Exercise details:
For each line below that contains the string "including", copy that line.

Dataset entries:
****************

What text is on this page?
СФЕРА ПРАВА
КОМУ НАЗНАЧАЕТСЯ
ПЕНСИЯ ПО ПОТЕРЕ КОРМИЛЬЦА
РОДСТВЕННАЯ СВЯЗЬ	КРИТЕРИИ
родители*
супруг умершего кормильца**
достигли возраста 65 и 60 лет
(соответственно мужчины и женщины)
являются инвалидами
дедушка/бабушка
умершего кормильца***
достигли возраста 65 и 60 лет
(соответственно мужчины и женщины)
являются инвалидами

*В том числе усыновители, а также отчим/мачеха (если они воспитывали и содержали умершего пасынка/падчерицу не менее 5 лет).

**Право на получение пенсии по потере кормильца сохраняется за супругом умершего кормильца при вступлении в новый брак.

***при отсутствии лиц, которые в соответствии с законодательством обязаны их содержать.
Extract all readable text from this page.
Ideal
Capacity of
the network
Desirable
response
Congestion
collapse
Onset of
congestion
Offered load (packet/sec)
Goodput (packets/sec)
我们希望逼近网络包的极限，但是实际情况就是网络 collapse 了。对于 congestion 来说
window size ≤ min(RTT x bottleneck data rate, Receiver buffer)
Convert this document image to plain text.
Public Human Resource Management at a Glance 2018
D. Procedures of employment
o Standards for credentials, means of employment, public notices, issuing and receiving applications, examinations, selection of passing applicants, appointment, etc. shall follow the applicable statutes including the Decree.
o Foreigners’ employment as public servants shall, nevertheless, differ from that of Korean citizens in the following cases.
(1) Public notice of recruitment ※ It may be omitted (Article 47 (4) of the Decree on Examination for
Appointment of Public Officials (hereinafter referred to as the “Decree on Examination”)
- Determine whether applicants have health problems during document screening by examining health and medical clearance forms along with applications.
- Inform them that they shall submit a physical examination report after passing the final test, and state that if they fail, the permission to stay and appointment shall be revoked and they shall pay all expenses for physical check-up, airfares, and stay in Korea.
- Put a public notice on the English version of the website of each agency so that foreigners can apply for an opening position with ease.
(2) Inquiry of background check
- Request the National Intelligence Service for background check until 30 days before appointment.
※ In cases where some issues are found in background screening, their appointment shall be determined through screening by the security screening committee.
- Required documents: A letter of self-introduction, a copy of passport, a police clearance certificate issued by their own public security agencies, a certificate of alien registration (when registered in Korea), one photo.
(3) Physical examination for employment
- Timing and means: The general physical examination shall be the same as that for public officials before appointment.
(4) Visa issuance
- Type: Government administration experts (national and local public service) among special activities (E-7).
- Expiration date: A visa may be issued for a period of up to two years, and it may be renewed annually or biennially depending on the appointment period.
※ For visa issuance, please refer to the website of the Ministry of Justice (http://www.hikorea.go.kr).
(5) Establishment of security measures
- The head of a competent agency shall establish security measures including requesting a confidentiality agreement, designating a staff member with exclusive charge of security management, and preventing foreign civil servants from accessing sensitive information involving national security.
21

****************

Answer to this task:
o Standards for credentials, means of employment, public notices, issuing and receiving applications, examinations, selection of passing applicants, appointment, etc. shall follow the applicable statutes including the Decree.
- The head of a competent agency shall establish security measures including requesting a confidentiality agreement, designating a staff member with exclusive charge of security management, and preventing foreign civil servants from accessing sensitive information involving national security.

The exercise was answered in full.